• **Dataset entries**:
--- begin ---

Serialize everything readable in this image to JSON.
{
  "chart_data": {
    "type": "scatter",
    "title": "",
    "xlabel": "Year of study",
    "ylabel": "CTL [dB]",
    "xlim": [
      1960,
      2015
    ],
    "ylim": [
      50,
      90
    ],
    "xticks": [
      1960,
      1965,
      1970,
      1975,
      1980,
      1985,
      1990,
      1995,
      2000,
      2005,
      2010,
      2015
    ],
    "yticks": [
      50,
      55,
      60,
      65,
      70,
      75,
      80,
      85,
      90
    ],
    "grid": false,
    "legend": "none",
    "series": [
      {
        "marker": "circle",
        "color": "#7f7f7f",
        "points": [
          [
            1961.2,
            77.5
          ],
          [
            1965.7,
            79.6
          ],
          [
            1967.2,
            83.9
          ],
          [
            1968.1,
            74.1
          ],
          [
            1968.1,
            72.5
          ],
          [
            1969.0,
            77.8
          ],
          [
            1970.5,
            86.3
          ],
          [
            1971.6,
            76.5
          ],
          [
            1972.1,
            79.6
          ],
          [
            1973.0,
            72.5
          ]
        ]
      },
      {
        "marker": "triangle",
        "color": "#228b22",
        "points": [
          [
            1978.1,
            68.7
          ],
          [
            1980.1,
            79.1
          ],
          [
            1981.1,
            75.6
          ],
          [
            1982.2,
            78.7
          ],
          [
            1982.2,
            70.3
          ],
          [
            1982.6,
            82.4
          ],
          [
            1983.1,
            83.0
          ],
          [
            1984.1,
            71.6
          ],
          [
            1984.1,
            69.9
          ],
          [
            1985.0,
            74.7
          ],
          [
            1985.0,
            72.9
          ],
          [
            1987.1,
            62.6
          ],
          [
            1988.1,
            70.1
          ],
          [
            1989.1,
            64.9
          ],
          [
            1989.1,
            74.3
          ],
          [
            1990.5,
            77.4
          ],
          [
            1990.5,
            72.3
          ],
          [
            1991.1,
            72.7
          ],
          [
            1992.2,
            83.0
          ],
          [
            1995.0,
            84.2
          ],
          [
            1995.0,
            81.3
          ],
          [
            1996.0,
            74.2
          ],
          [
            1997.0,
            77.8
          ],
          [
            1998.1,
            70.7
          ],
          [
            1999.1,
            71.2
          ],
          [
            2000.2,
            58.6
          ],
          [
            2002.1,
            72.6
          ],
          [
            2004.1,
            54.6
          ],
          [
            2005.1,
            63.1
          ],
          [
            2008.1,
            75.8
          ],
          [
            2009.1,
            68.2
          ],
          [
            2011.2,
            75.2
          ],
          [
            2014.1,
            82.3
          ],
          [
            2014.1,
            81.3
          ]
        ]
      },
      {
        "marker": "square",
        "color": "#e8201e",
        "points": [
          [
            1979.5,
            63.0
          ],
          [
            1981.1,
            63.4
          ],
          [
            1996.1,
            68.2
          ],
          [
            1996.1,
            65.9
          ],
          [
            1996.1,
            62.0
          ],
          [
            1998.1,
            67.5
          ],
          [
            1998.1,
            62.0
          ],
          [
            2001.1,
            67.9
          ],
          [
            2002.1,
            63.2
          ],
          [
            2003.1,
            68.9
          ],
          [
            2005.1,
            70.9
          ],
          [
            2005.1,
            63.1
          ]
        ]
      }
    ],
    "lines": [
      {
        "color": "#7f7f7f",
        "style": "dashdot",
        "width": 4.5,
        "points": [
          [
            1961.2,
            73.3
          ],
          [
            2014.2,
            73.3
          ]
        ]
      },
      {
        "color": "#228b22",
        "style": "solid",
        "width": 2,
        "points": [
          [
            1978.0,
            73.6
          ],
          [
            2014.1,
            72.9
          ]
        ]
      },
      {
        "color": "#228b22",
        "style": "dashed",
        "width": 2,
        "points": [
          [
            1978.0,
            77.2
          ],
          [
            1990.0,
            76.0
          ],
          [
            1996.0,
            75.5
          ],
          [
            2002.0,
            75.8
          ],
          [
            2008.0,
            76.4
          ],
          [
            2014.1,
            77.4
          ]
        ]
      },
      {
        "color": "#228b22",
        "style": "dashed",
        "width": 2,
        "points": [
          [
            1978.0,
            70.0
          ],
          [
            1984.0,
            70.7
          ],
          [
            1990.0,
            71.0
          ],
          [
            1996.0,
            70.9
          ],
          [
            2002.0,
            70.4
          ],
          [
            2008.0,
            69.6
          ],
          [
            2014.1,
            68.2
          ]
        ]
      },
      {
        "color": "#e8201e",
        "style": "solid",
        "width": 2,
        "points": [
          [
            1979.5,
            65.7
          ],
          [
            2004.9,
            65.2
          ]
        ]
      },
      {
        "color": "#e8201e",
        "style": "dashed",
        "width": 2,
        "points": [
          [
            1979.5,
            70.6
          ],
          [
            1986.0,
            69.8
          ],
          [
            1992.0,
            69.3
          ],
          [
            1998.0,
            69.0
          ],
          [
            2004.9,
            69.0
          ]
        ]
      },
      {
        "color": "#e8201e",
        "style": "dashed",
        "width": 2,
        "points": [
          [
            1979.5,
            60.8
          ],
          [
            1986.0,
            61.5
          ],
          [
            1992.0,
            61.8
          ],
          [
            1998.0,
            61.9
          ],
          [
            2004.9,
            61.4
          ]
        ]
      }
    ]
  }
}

--- end ---

• **INSTRUCTION**: Please set down the whole listing above without altering a single line.

• **OUTPUT BELOW**:
Serialize everything readable in this image to JSON.
{
  "chart_data": {
    "type": "scatter",
    "title": "",
    "xlabel": "Year of study",
    "ylabel": "CTL [dB]",
    "xlim": [
      1960,
      2015
    ],
    "ylim": [
      50,
      90
    ],
    "xticks": [
      1960,
      1965,
      1970,
      1975,
      1980,
      1985,
      1990,
      1995,
      2000,
      2005,
      2010,
      2015
    ],
    "yticks": [
      50,
      55,
      60,
      65,
      70,
      75,
      80,
      85,
      90
    ],
    "grid": false,
    "legend": "none",
    "series": [
      {
        "marker": "circle",
        "color": "#7f7f7f",
        "points": [
          [
            1961.2,
            77.5
          ],
          [
            1965.7,
            79.6
          ],
          [
            1967.2,
            83.9
          ],
          [
            1968.1,
            74.1
          ],
          [
            1968.1,
            72.5
          ],
          [
            1969.0,
            77.8
          ],
          [
            1970.5,
            86.3
          ],
          [
            1971.6,
            76.5
          ],
          [
            1972.1,
            79.6
          ],
          [
            1973.0,
            72.5
          ]
        ]
      },
      {
        "marker": "triangle",
        "color": "#228b22",
        "points": [
          [
            1978.1,
            68.7
          ],
          [
            1980.1,
            79.1
          ],
          [
            1981.1,
            75.6
          ],
          [
            1982.2,
            78.7
          ],
          [
            1982.2,
            70.3
          ],
          [
            1982.6,
            82.4
          ],
          [
            1983.1,
            83.0
          ],
          [
            1984.1,
            71.6
          ],
          [
            1984.1,
            69.9
          ],
          [
            1985.0,
            74.7
          ],
          [
            1985.0,
            72.9
          ],
          [
            1987.1,
            62.6
          ],
          [
            1988.1,
            70.1
          ],
          [
            1989.1,
            64.9
          ],
          [
            1989.1,
            74.3
          ],
          [
            1990.5,
            77.4
          ],
          [
            1990.5,
            72.3
          ],
          [
            1991.1,
            72.7
          ],
          [
            1992.2,
            83.0
          ],
          [
            1995.0,
            84.2
          ],
          [
            1995.0,
            81.3
          ],
          [
            1996.0,
            74.2
          ],
          [
            1997.0,
            77.8
          ],
          [
            1998.1,
            70.7
          ],
          [
            1999.1,
            71.2
          ],
          [
            2000.2,
            58.6
          ],
          [
            2002.1,
            72.6
          ],
          [
            2004.1,
            54.6
          ],
          [
            2005.1,
            63.1
          ],
          [
            2008.1,
            75.8
          ],
          [
            2009.1,
            68.2
          ],
          [
            2011.2,
            75.2
          ],
          [
            2014.1,
            82.3
          ],
          [
            2014.1,
            81.3
          ]
        ]
      },
      {
        "marker": "square",
        "color": "#e8201e",
        "points": [
          [
            1979.5,
            63.0
          ],
          [
            1981.1,
            63.4
          ],
          [
            1996.1,
            68.2
          ],
          [
            1996.1,
            65.9
          ],
          [
            1996.1,
            62.0
          ],
          [
            1998.1,
            67.5
          ],
          [
            1998.1,
            62.0
          ],
          [
            2001.1,
            67.9
          ],
          [
            2002.1,
            63.2
          ],
          [
            2003.1,
            68.9
          ],
          [
            2005.1,
            70.9
          ],
          [
            2005.1,
            63.1
          ]
        ]
      }
    ],
    "lines": [
      {
        "color": "#7f7f7f",
        "style": "dashdot",
        "width": 4.5,
        "points": [
          [
            1961.2,
            73.3
          ],
          [
            2014.2,
            73.3
          ]
        ]
      },
      {
        "color": "#228b22",
        "style": "solid",
        "width": 2,
        "points": [
          [
            1978.0,
            73.6
          ],
          [
            2014.1,
            72.9
          ]
        ]
      },
      {
        "color": "#228b22",
        "style": "dashed",
        "width": 2,
        "points": [
          [
            1978.0,
            77.2
          ],
          [
            1990.0,
            76.0
          ],
          [
            1996.0,
            75.5
          ],
          [
            2002.0,
            75.8
          ],
          [
            2008.0,
            76.4
          ],
          [
            2014.1,
            77.4
          ]
        ]
      },
      {
        "color": "#228b22",
        "style": "dashed",
        "width": 2,
        "points": [
          [
            1978.0,
            70.0
          ],
          [
            1984.0,
            70.7
          ],
          [
            1990.0,
            71.0
          ],
          [
            1996.0,
            70.9
          ],
          [
            2002.0,
            70.4
          ],
          [
            2008.0,
            69.6
          ],
          [
            2014.1,
            68.2
          ]
        ]
      },
      {
        "color": "#e8201e",
        "style": "solid",
        "width": 2,
        "points": [
          [
            1979.5,
            65.7
          ],
          [
            2004.9,
            65.2
          ]
        ]
      },
      {
        "color": "#e8201e",
        "style": "dashed",
        "width": 2,
        "points": [
          [
            1979.5,
            70.6
          ],
          [
            1986.0,
            69.8
          ],
          [
            1992.0,
            69.3
          ],
          [
            1998.0,
            69.0
          ],
          [
            2004.9,
            69.0
          ]
        ]
      },
      {
        "color": "#e8201e",
        "style": "dashed",
        "width": 2,
        "points": [
          [
            1979.5,
            60.8
          ],
          [
            1986.0,
            61.5
          ],
          [
            1992.0,
            61.8
          ],
          [
            1998.0,
            61.9
          ],
          [
            2004.9,
            61.4
          ]
        ]
      }
    ]
  }
}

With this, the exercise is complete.